'''
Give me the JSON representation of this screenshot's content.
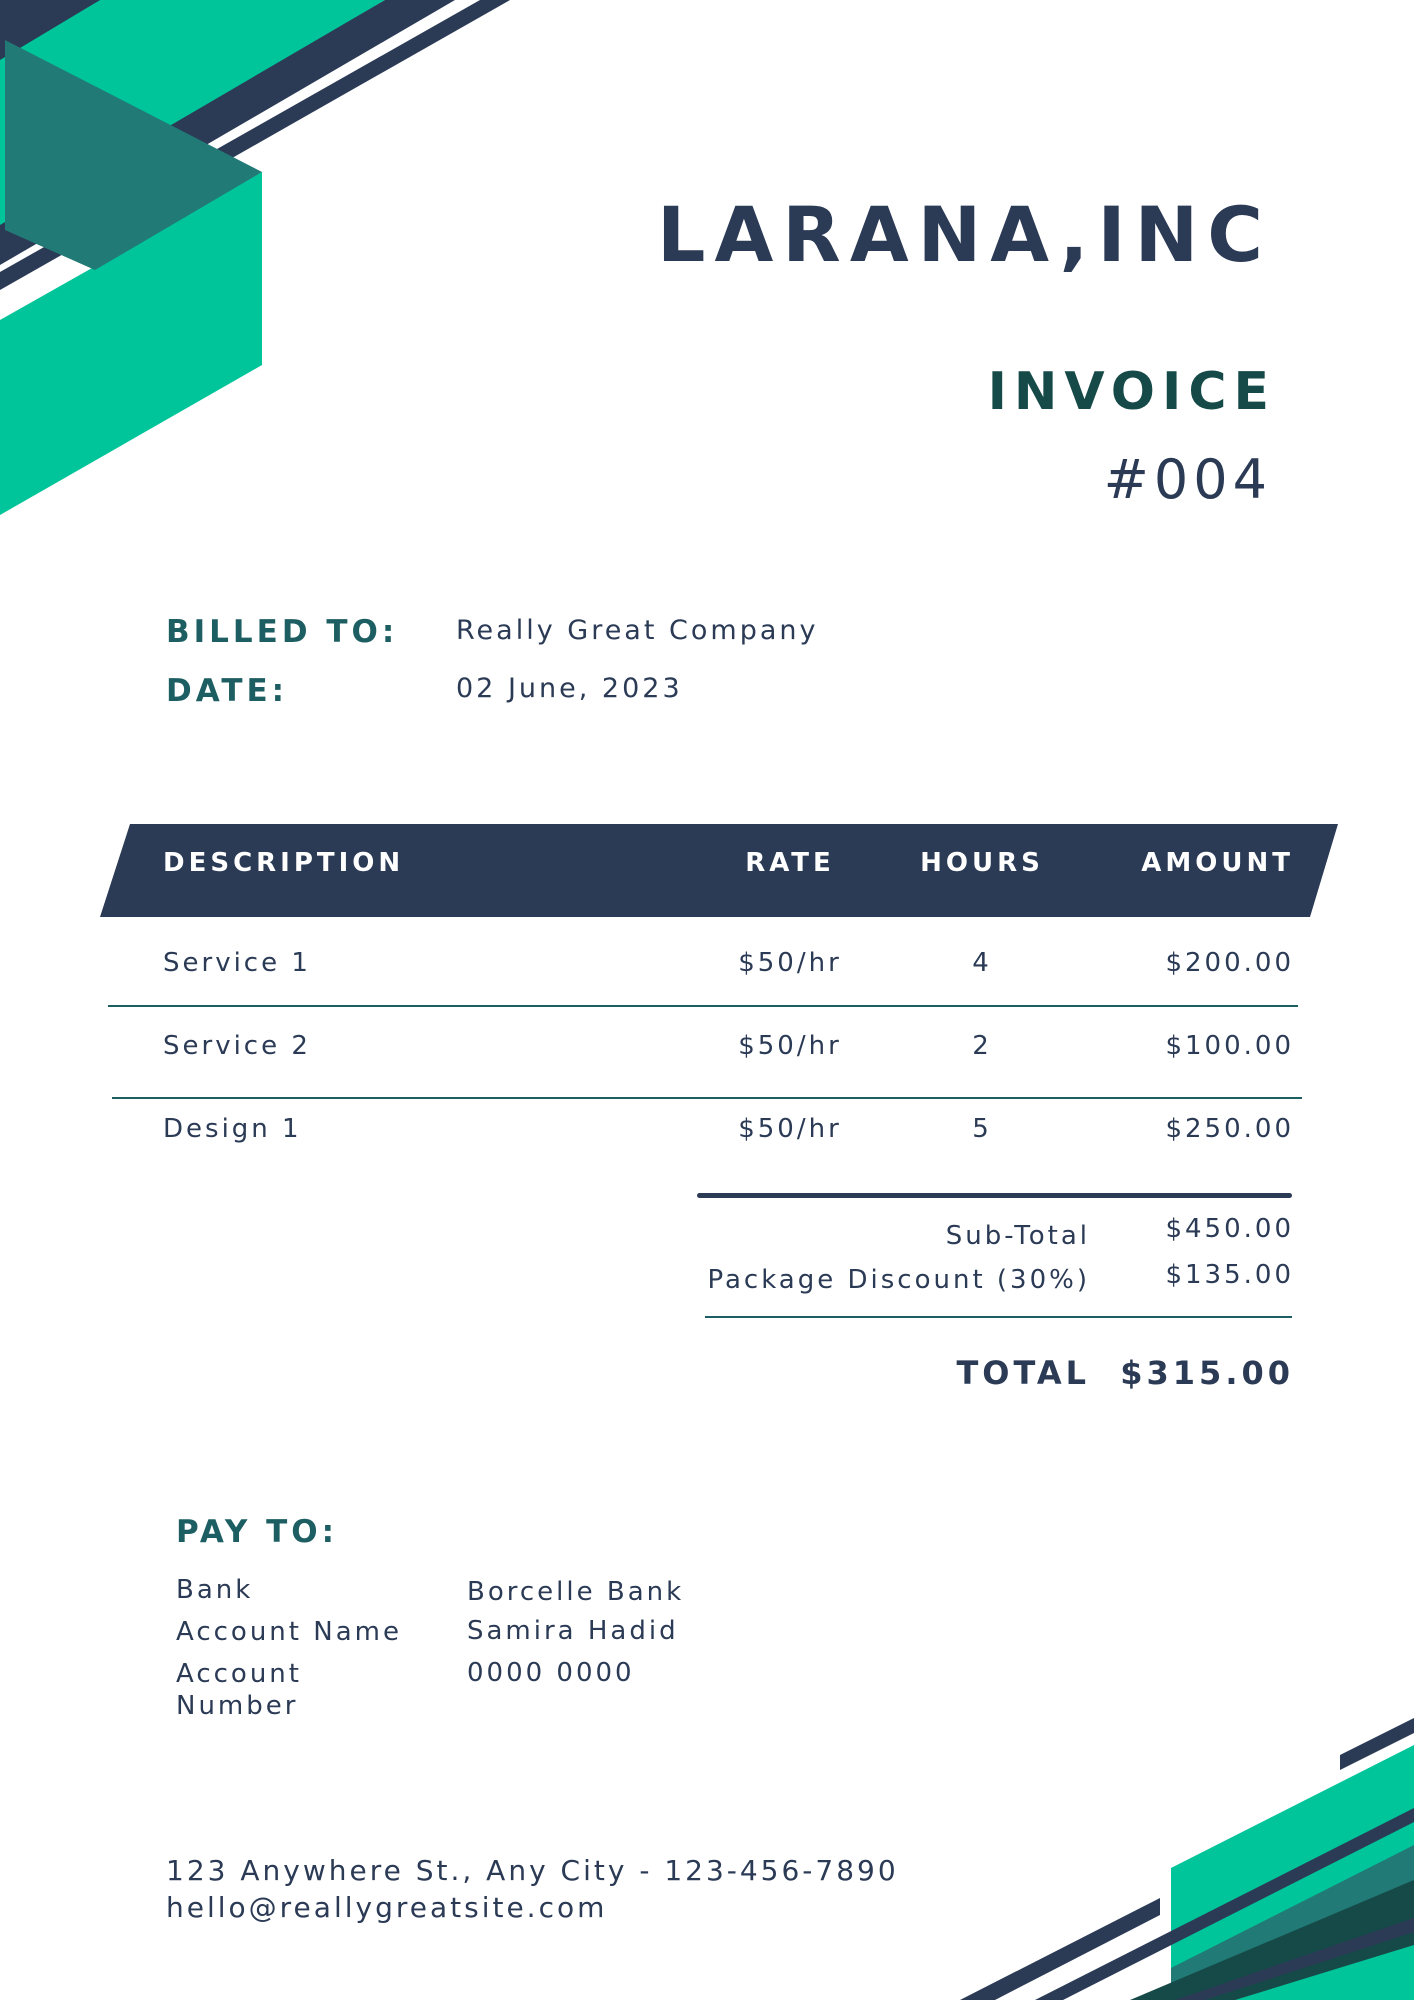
{
  "header": {
    "company": "LARANA,INC",
    "doc_title": "INVOICE",
    "doc_number": "#004"
  },
  "billing": {
    "billed_to_label": "BILLED TO:",
    "billed_to_value": "Really Great Company",
    "date_label": "DATE:",
    "date_value": "02 June, 2023"
  },
  "table": {
    "headers": [
      "DESCRIPTION",
      "RATE",
      "HOURS",
      "AMOUNT"
    ],
    "rows": [
      {
        "description": "Service 1",
        "rate": "$50/hr",
        "hours": "4",
        "amount": "$200.00"
      },
      {
        "description": "Service 2",
        "rate": "$50/hr",
        "hours": "2",
        "amount": "$100.00"
      },
      {
        "description": "Design 1",
        "rate": "$50/hr",
        "hours": "5",
        "amount": "$250.00"
      }
    ]
  },
  "summary": {
    "subtotal_label": "Sub-Total",
    "subtotal_value": "$450.00",
    "discount_label": "Package Discount (30%)",
    "discount_value": "$135.00",
    "total_label": "TOTAL",
    "total_value": "$315.00"
  },
  "payment": {
    "title": "PAY TO:",
    "bank_label": "Bank",
    "bank_value": "Borcelle Bank",
    "account_name_label": "Account Name",
    "account_name_value": "Samira Hadid",
    "account_number_label": "Account Number",
    "account_number_value": "0000 0000"
  },
  "footer": {
    "address": "123 Anywhere St., Any City - 123-456-7890",
    "email": "hello@reallygreatsite.com"
  },
  "colors": {
    "navy": "#2b3a55",
    "green": "#00c49a",
    "teal": "#217a76",
    "dark_teal": "#154a48"
  }
}
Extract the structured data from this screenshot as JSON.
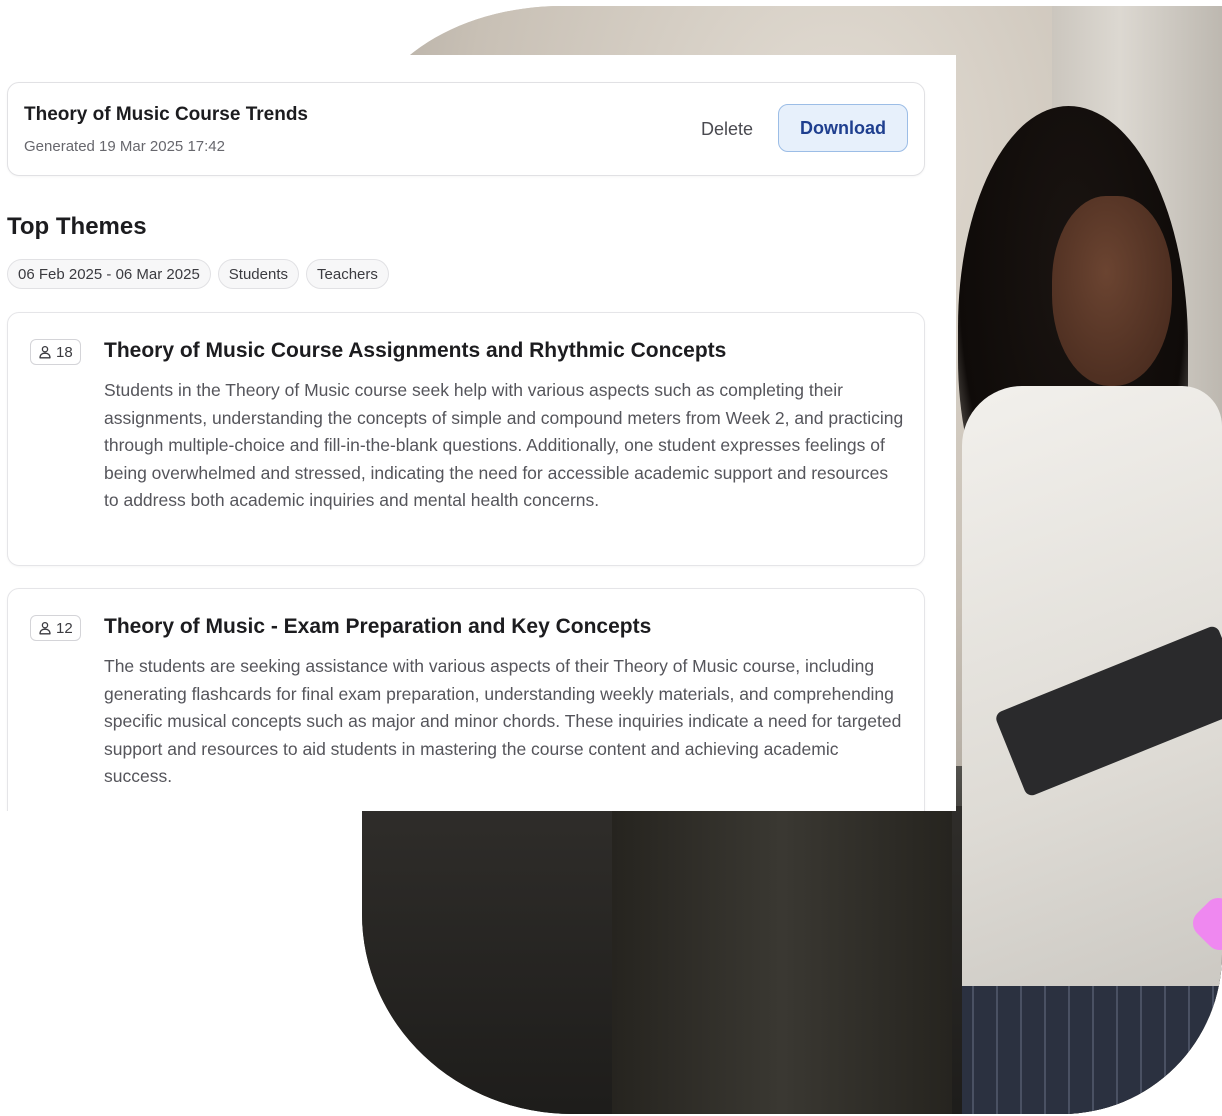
'''
YOUR OBJECTIVE:
A faithful copy of the records above is needed, with the pictures left out.

RIGHT ANSWER:
Give me the JSON representation of this screenshot's content.
{
  "header": {
    "company": "LARANA,INC",
    "doc_title": "INVOICE",
    "doc_number": "#004"
  },
  "billing": {
    "billed_to_label": "BILLED TO:",
    "billed_to_value": "Really Great Company",
    "date_label": "DATE:",
    "date_value": "02 June, 2023"
  },
  "table": {
    "headers": [
      "DESCRIPTION",
      "RATE",
      "HOURS",
      "AMOUNT"
    ],
    "rows": [
      {
        "description": "Service 1",
        "rate": "$50/hr",
        "hours": "4",
        "amount": "$200.00"
      },
      {
        "description": "Service 2",
        "rate": "$50/hr",
        "hours": "2",
        "amount": "$100.00"
      },
      {
        "description": "Design 1",
        "rate": "$50/hr",
        "hours": "5",
        "amount": "$250.00"
      }
    ]
  },
  "summary": {
    "subtotal_label": "Sub-Total",
    "subtotal_value": "$450.00",
    "discount_label": "Package Discount (30%)",
    "discount_value": "$135.00",
    "total_label": "TOTAL",
    "total_value": "$315.00"
  },
  "payment": {
    "title": "PAY TO:",
    "bank_label": "Bank",
    "bank_value": "Borcelle Bank",
    "account_name_label": "Account Name",
    "account_name_value": "Samira Hadid",
    "account_number_label": "Account Number",
    "account_number_value": "0000 0000"
  },
  "footer": {
    "address": "123 Anywhere St., Any City - 123-456-7890",
    "email": "hello@reallygreatsite.com"
  },
  "colors": {
    "navy": "#2b3a55",
    "green": "#00c49a",
    "teal": "#217a76",
    "dark_teal": "#154a48"
  }
}
Extract the structured data from this screenshot as JSON.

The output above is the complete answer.